TASK PROMPT:
Locate each line holding the string "οικογενειακά" and copy it.

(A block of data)
###

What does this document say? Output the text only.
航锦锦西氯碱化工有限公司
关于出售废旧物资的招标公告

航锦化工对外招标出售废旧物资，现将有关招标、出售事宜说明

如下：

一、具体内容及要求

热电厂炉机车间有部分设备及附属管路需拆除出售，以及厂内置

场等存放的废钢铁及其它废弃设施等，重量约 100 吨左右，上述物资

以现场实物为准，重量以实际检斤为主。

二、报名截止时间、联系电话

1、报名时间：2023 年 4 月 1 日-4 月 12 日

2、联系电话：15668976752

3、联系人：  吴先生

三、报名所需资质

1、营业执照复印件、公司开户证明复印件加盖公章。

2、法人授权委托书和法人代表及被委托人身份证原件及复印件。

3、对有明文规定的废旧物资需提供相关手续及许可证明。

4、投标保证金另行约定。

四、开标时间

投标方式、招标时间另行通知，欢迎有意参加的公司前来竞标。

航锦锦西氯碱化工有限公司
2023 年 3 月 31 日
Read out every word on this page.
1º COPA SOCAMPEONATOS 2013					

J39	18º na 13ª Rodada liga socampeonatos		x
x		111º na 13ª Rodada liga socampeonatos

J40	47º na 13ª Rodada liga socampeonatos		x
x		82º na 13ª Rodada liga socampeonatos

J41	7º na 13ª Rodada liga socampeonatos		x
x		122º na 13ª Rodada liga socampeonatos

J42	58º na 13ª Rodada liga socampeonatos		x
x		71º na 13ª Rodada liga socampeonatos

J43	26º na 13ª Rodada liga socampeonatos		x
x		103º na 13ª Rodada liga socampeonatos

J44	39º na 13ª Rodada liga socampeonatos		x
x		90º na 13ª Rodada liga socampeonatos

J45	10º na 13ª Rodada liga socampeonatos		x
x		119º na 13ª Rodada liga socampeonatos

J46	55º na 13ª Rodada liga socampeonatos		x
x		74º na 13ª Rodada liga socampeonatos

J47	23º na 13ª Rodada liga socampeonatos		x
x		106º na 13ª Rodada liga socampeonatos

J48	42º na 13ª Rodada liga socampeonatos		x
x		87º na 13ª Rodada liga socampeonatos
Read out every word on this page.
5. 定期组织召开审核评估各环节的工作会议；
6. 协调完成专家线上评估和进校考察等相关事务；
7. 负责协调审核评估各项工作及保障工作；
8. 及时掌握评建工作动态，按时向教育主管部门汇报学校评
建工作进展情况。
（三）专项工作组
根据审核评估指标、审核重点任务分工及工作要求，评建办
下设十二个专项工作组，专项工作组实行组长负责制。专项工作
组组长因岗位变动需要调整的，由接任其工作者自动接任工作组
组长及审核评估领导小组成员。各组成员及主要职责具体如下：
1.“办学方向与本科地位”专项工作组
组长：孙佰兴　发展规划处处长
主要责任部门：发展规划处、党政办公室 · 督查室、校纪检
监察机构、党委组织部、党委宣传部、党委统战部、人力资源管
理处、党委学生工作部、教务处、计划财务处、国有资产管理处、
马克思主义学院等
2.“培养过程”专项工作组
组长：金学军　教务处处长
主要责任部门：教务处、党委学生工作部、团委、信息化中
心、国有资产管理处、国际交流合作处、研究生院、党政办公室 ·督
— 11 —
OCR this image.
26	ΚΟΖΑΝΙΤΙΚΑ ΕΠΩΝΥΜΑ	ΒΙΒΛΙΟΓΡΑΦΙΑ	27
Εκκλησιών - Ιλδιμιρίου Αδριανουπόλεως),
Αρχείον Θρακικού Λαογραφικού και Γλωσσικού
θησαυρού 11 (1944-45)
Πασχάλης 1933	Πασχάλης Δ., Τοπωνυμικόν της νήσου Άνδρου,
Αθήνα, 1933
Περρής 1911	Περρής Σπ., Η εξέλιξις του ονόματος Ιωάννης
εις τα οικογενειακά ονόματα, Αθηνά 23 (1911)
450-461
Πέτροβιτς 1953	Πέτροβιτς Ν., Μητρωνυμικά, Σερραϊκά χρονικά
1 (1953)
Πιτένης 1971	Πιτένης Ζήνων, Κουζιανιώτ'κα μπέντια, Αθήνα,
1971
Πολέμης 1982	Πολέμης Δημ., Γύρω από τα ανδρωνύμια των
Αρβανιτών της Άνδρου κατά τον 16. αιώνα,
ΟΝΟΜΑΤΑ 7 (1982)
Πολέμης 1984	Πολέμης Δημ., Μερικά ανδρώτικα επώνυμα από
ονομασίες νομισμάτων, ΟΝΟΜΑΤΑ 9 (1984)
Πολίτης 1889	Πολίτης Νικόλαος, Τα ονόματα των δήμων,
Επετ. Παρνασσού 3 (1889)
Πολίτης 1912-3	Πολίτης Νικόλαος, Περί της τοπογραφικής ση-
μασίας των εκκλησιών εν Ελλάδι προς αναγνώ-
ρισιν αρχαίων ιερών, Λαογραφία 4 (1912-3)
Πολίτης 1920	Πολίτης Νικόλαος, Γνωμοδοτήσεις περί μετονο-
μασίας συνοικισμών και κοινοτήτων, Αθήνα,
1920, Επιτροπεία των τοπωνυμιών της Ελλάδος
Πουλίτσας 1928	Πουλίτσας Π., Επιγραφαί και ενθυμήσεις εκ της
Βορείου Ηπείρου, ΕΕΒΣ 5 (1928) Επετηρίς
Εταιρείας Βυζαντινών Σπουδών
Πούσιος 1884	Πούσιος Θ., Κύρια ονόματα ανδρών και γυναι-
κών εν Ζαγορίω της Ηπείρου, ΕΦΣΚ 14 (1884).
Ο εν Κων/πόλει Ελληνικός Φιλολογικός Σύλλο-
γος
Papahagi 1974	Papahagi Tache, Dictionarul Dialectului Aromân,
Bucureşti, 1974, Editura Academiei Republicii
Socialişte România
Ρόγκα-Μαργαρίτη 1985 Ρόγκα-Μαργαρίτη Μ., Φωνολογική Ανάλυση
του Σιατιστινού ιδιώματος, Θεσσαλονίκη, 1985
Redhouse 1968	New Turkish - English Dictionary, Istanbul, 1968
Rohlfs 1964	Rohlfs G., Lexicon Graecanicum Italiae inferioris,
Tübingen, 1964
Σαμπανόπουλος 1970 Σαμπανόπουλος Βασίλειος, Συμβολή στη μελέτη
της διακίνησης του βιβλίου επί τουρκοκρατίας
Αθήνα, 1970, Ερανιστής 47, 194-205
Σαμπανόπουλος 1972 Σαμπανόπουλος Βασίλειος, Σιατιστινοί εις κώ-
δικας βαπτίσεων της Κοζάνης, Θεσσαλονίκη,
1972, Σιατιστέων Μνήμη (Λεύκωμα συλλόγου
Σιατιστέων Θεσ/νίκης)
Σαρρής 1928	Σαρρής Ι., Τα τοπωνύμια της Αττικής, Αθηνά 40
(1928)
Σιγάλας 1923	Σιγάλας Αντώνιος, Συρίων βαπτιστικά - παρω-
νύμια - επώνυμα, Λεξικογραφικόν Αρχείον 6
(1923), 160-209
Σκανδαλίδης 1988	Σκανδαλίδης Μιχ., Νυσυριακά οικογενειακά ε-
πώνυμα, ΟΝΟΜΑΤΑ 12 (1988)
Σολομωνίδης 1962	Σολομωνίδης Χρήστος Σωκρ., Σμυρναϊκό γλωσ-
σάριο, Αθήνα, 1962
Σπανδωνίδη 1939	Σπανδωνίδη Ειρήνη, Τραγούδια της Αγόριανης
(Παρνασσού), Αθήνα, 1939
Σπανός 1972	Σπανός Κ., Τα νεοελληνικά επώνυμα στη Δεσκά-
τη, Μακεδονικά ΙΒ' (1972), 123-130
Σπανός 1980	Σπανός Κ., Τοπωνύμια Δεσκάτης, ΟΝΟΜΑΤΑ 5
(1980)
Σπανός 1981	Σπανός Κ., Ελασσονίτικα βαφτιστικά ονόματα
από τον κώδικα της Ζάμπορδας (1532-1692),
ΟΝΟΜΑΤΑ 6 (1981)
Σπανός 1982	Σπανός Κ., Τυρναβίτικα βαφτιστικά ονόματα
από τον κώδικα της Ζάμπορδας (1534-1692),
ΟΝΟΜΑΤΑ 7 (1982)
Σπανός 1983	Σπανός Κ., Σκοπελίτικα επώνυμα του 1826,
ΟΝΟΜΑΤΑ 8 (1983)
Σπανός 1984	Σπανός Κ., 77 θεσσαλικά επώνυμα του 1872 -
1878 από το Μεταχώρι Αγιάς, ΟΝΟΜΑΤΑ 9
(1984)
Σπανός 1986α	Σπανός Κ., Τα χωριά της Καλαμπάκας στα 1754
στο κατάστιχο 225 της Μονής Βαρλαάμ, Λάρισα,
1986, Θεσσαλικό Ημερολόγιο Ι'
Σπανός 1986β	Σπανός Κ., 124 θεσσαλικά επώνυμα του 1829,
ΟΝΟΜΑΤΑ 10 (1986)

###

SOLUTION TO THIS TASK:
εις τα οικογενειακά ονόματα, Αθηνά 23 (1911)
Σκανδαλίδης 1988	Σκανδαλίδης Μιχ., Νυσυριακά οικογενειακά ε-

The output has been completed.